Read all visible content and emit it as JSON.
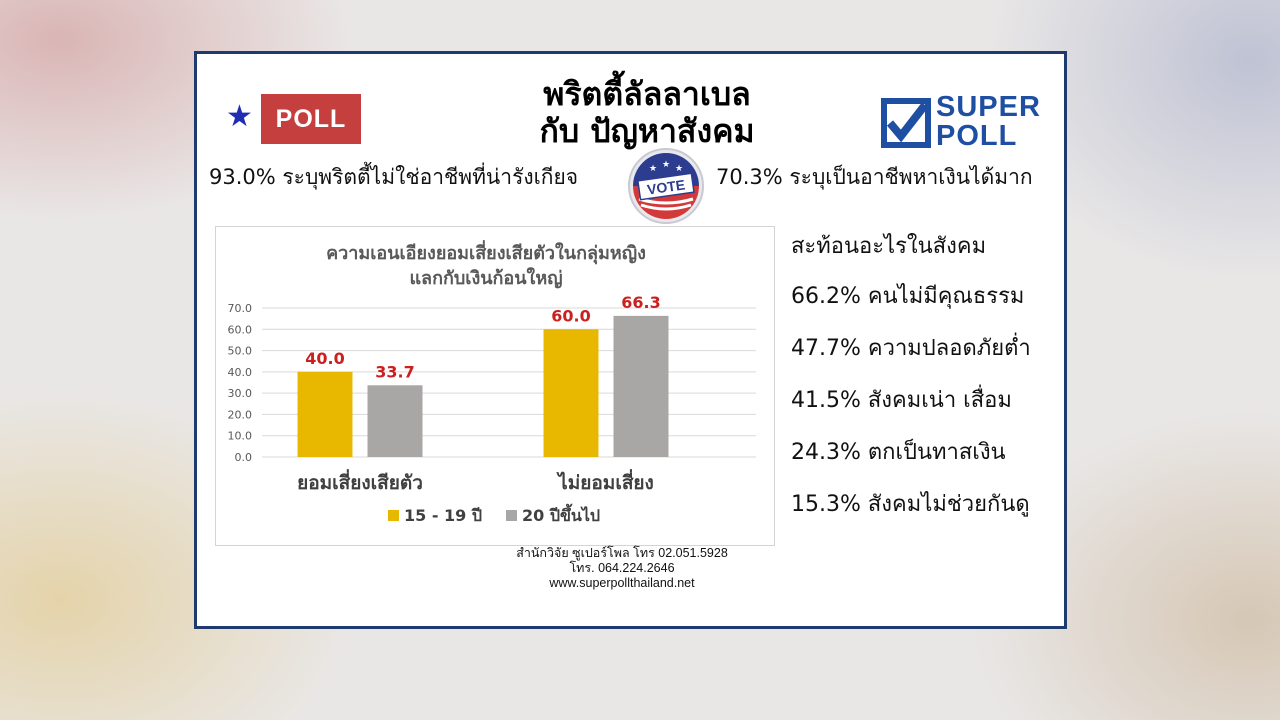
{
  "header": {
    "badge_label": "POLL",
    "title_line1": "พริตตี้ลัลลาเบล",
    "title_line2": "กับ ปัญหาสังคม",
    "logo_top": "SUPER",
    "logo_bottom": "POLL",
    "vote_label": "VOTE"
  },
  "stats": {
    "left": "93.0% ระบุพริตตี้ไม่ใช่อาชีพที่น่ารังเกียจ",
    "right": "70.3% ระบุเป็นอาชีพหาเงินได้มาก"
  },
  "reflection": {
    "heading": "สะท้อนอะไรในสังคม",
    "items": [
      "66.2% คนไม่มีคุณธรรม",
      "47.7% ความปลอดภัยต่ำ",
      "41.5% สังคมเน่า เสื่อม",
      "24.3% ตกเป็นทาสเงิน",
      "15.3% สังคมไม่ช่วยกันดู"
    ]
  },
  "credits": {
    "line1": "สำนักวิจัย ซูเปอร์โพล โทร 02.051.5928",
    "line2": "โทร. 064.224.2646",
    "line3": "www.superpollthailand.net"
  },
  "colors": {
    "series1": "#e8b800",
    "series2": "#a9a6a6",
    "label": "#cc1f1f",
    "badge": "#c63f3f",
    "frame": "#1f3a6e",
    "logo": "#1f4fa3"
  },
  "chart_data": {
    "type": "bar",
    "title_line1": "ความเอนเอียงยอมเสี่ยงเสียตัวในกลุ่มหญิง",
    "title_line2": "แลกกับเงินก้อนใหญ่",
    "categories": [
      "ยอมเสี่ยงเสียตัว",
      "ไม่ยอมเสี่ยง"
    ],
    "series": [
      {
        "name": "15 - 19 ปี",
        "values": [
          40.0,
          60.0
        ]
      },
      {
        "name": "20 ปีขึ้นไป",
        "values": [
          33.7,
          66.3
        ]
      }
    ],
    "yticks": [
      "0.0",
      "10.0",
      "20.0",
      "30.0",
      "40.0",
      "50.0",
      "60.0",
      "70.0"
    ],
    "ylim": [
      0,
      70
    ],
    "grid": true,
    "legend": "bottom"
  }
}
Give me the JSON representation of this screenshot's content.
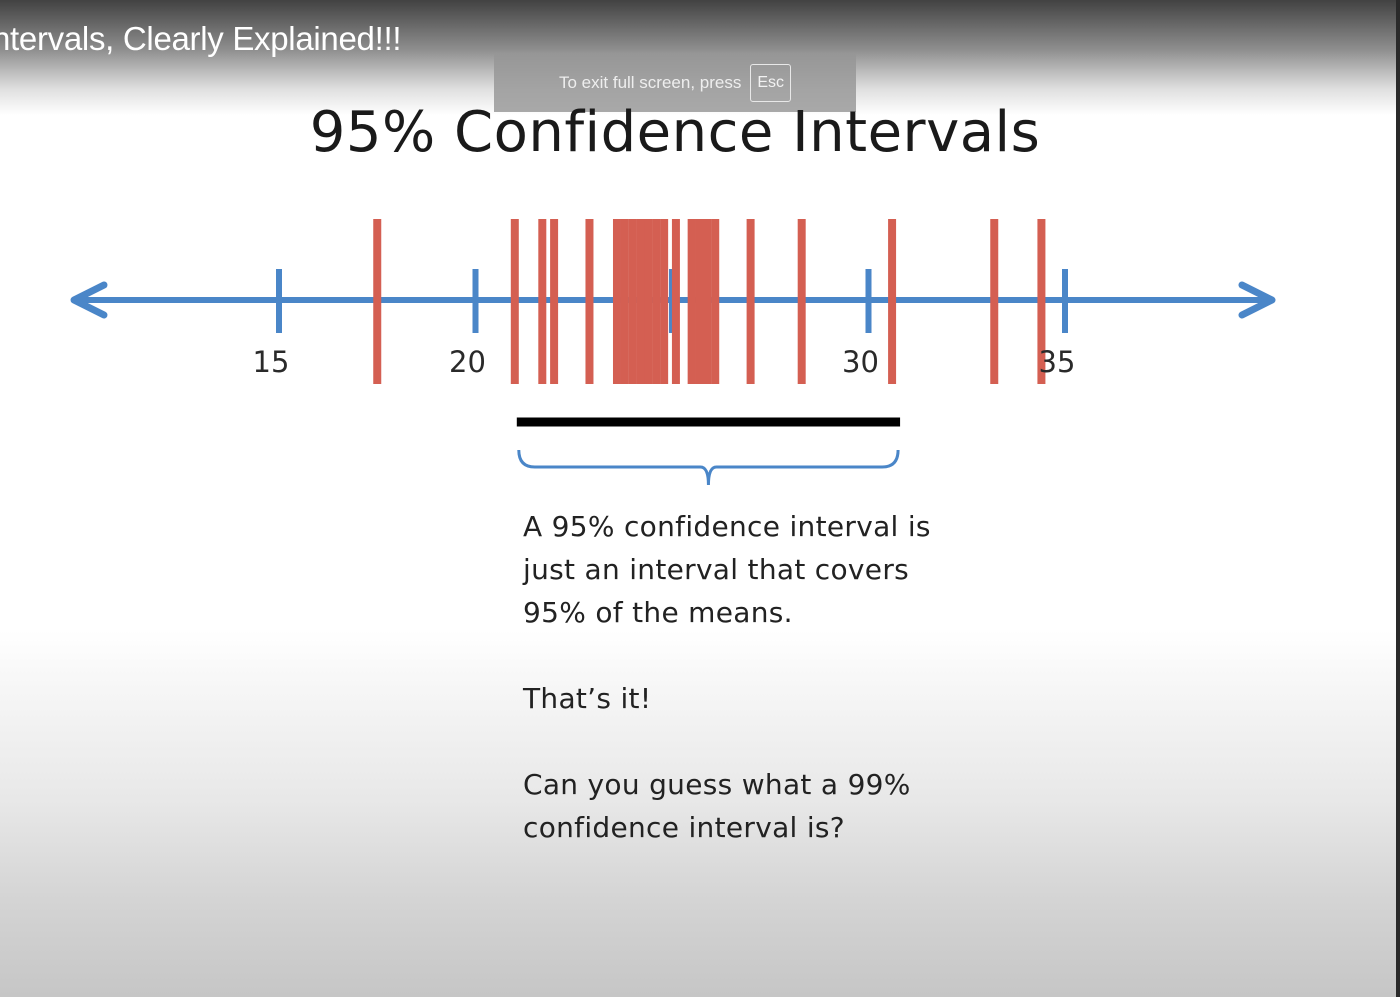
{
  "video": {
    "title": "ntervals, Clearly Explained!!!"
  },
  "fullscreen_notice": {
    "text": "To exit full screen, press",
    "key": "Esc"
  },
  "slide": {
    "title": "95% Confidence Intervals",
    "number_line": {
      "ticks": [
        15,
        20,
        25,
        30,
        35
      ],
      "tick_labels": [
        "15",
        "20",
        "",
        "30",
        "35"
      ],
      "axis_color": "#4a86c8",
      "mean_marker_color": "#d45f52",
      "sample_means": [
        17.5,
        21.0,
        21.7,
        22.0,
        22.9,
        23.6,
        23.8,
        24.0,
        24.2,
        24.4,
        24.6,
        24.8,
        25.1,
        25.5,
        25.7,
        25.9,
        26.1,
        27.0,
        28.3,
        30.6,
        33.2,
        34.4
      ],
      "interval": {
        "from": 21.0,
        "to": 30.6
      },
      "interval_bar_color": "#000000"
    },
    "text_lines": [
      "A 95% confidence interval is",
      "just an interval that covers",
      "95% of the means."
    ],
    "exclamation": "That’s it!",
    "question_lines": [
      "Can you guess what a 99%",
      "confidence interval is?"
    ]
  }
}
· · · · ·
# REQUIRED WORK
Report only the number of lines in the data above that contain "ยงเส".

# SOLUTION TO THE EXERCISE
2